Your task is to print every entry below exactly as given.

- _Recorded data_
· · · · · · ·

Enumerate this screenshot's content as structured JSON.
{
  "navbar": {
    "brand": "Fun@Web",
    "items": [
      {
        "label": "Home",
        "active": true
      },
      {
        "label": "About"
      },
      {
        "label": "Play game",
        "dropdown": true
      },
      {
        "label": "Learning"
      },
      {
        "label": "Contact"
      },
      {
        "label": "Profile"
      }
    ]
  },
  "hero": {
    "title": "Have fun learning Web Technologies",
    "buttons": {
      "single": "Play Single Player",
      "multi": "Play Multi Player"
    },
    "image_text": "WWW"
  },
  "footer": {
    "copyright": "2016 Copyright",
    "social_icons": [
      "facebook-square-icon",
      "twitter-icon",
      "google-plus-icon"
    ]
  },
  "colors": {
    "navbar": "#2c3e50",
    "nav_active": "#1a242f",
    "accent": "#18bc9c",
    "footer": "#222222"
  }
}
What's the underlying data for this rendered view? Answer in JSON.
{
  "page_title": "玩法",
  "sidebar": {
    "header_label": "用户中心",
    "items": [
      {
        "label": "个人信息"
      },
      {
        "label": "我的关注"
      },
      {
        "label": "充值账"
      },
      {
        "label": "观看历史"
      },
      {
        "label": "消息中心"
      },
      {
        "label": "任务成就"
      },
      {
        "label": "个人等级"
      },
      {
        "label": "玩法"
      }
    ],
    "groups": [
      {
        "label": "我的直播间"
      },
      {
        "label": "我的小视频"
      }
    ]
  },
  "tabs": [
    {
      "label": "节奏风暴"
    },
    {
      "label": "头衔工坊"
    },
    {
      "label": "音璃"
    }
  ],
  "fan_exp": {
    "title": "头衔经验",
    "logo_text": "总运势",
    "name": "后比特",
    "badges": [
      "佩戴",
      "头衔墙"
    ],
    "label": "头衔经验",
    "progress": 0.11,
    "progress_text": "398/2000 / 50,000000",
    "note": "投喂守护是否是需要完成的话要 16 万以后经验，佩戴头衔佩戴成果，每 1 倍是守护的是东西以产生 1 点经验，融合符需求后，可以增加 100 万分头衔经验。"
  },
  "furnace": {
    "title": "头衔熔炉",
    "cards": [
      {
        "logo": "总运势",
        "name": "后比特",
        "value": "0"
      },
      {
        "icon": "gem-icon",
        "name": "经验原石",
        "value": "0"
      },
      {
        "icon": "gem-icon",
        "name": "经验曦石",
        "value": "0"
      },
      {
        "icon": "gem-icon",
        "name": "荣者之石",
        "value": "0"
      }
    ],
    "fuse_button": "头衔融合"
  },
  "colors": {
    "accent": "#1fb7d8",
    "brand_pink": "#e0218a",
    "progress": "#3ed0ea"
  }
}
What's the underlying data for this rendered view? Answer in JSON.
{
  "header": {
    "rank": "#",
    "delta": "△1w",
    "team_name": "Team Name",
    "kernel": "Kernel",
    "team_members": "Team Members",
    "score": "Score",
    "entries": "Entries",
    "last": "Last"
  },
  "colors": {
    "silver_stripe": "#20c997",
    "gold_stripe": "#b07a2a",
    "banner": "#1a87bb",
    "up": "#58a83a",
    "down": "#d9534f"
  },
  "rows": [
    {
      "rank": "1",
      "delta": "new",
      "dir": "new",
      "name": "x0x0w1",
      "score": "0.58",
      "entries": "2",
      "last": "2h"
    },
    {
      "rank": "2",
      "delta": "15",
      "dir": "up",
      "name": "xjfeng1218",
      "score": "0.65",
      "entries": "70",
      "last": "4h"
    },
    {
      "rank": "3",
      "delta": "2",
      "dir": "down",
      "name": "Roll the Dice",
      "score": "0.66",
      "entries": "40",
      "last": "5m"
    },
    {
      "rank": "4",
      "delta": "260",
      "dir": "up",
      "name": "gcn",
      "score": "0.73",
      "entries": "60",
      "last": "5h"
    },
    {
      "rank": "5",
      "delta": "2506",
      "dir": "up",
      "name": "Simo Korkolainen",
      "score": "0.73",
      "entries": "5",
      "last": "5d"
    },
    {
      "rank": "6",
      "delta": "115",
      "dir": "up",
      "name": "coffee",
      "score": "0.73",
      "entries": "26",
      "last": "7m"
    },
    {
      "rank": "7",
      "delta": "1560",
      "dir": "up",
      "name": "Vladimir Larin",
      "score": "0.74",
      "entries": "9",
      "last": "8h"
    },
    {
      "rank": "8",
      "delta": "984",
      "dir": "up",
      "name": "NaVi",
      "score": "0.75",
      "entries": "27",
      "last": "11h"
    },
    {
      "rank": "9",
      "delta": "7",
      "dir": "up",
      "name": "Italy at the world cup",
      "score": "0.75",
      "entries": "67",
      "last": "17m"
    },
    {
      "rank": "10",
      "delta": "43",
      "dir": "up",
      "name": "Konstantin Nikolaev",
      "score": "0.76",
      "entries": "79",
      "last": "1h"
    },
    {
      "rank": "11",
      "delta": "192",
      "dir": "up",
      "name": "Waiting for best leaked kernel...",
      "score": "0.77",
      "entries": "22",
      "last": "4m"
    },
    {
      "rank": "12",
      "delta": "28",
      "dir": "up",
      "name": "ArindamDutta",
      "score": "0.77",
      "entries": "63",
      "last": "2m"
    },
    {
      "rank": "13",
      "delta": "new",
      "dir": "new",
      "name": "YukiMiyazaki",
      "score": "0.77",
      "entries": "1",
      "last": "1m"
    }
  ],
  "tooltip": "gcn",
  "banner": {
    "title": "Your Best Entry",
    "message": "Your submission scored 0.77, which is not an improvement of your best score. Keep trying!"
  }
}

· · · · · · ·

- _In response_
Enumerate this screenshot's content as structured JSON.
{
  "navbar": {
    "brand": "Fun@Web",
    "items": [
      {
        "label": "Home",
        "active": true
      },
      {
        "label": "About"
      },
      {
        "label": "Play game",
        "dropdown": true
      },
      {
        "label": "Learning"
      },
      {
        "label": "Contact"
      },
      {
        "label": "Profile"
      }
    ]
  },
  "hero": {
    "title": "Have fun learning Web Technologies",
    "buttons": {
      "single": "Play Single Player",
      "multi": "Play Multi Player"
    },
    "image_text": "WWW"
  },
  "footer": {
    "copyright": "2016 Copyright",
    "social_icons": [
      "facebook-square-icon",
      "twitter-icon",
      "google-plus-icon"
    ]
  },
  "colors": {
    "navbar": "#2c3e50",
    "nav_active": "#1a242f",
    "accent": "#18bc9c",
    "footer": "#222222"
  }
}
What's the underlying data for this rendered view? Answer in JSON.
{
  "page_title": "玩法",
  "sidebar": {
    "header_label": "用户中心",
    "items": [
      {
        "label": "个人信息"
      },
      {
        "label": "我的关注"
      },
      {
        "label": "充值账"
      },
      {
        "label": "观看历史"
      },
      {
        "label": "消息中心"
      },
      {
        "label": "任务成就"
      },
      {
        "label": "个人等级"
      },
      {
        "label": "玩法"
      }
    ],
    "groups": [
      {
        "label": "我的直播间"
      },
      {
        "label": "我的小视频"
      }
    ]
  },
  "tabs": [
    {
      "label": "节奏风暴"
    },
    {
      "label": "头衔工坊"
    },
    {
      "label": "音璃"
    }
  ],
  "fan_exp": {
    "title": "头衔经验",
    "logo_text": "总运势",
    "name": "后比特",
    "badges": [
      "佩戴",
      "头衔墙"
    ],
    "label": "头衔经验",
    "progress": 0.11,
    "progress_text": "398/2000 / 50,000000",
    "note": "投喂守护是否是需要完成的话要 16 万以后经验，佩戴头衔佩戴成果，每 1 倍是守护的是东西以产生 1 点经验，融合符需求后，可以增加 100 万分头衔经验。"
  },
  "furnace": {
    "title": "头衔熔炉",
    "cards": [
      {
        "logo": "总运势",
        "name": "后比特",
        "value": "0"
      },
      {
        "icon": "gem-icon",
        "name": "经验原石",
        "value": "0"
      },
      {
        "icon": "gem-icon",
        "name": "经验曦石",
        "value": "0"
      },
      {
        "icon": "gem-icon",
        "name": "荣者之石",
        "value": "0"
      }
    ],
    "fuse_button": "头衔融合"
  },
  "colors": {
    "accent": "#1fb7d8",
    "brand_pink": "#e0218a",
    "progress": "#3ed0ea"
  }
}
What's the underlying data for this rendered view? Answer in JSON.
{
  "header": {
    "rank": "#",
    "delta": "△1w",
    "team_name": "Team Name",
    "kernel": "Kernel",
    "team_members": "Team Members",
    "score": "Score",
    "entries": "Entries",
    "last": "Last"
  },
  "colors": {
    "silver_stripe": "#20c997",
    "gold_stripe": "#b07a2a",
    "banner": "#1a87bb",
    "up": "#58a83a",
    "down": "#d9534f"
  },
  "rows": [
    {
      "rank": "1",
      "delta": "new",
      "dir": "new",
      "name": "x0x0w1",
      "score": "0.58",
      "entries": "2",
      "last": "2h"
    },
    {
      "rank": "2",
      "delta": "15",
      "dir": "up",
      "name": "xjfeng1218",
      "score": "0.65",
      "entries": "70",
      "last": "4h"
    },
    {
      "rank": "3",
      "delta": "2",
      "dir": "down",
      "name": "Roll the Dice",
      "score": "0.66",
      "entries": "40",
      "last": "5m"
    },
    {
      "rank": "4",
      "delta": "260",
      "dir": "up",
      "name": "gcn",
      "score": "0.73",
      "entries": "60",
      "last": "5h"
    },
    {
      "rank": "5",
      "delta": "2506",
      "dir": "up",
      "name": "Simo Korkolainen",
      "score": "0.73",
      "entries": "5",
      "last": "5d"
    },
    {
      "rank": "6",
      "delta": "115",
      "dir": "up",
      "name": "coffee",
      "score": "0.73",
      "entries": "26",
      "last": "7m"
    },
    {
      "rank": "7",
      "delta": "1560",
      "dir": "up",
      "name": "Vladimir Larin",
      "score": "0.74",
      "entries": "9",
      "last": "8h"
    },
    {
      "rank": "8",
      "delta": "984",
      "dir": "up",
      "name": "NaVi",
      "score": "0.75",
      "entries": "27",
      "last": "11h"
    },
    {
      "rank": "9",
      "delta": "7",
      "dir": "up",
      "name": "Italy at the world cup",
      "score": "0.75",
      "entries": "67",
      "last": "17m"
    },
    {
      "rank": "10",
      "delta": "43",
      "dir": "up",
      "name": "Konstantin Nikolaev",
      "score": "0.76",
      "entries": "79",
      "last": "1h"
    },
    {
      "rank": "11",
      "delta": "192",
      "dir": "up",
      "name": "Waiting for best leaked kernel...",
      "score": "0.77",
      "entries": "22",
      "last": "4m"
    },
    {
      "rank": "12",
      "delta": "28",
      "dir": "up",
      "name": "ArindamDutta",
      "score": "0.77",
      "entries": "63",
      "last": "2m"
    },
    {
      "rank": "13",
      "delta": "new",
      "dir": "new",
      "name": "YukiMiyazaki",
      "score": "0.77",
      "entries": "1",
      "last": "1m"
    }
  ],
  "tooltip": "gcn",
  "banner": {
    "title": "Your Best Entry",
    "message": "Your submission scored 0.77, which is not an improvement of your best score. Keep trying!"
  }
}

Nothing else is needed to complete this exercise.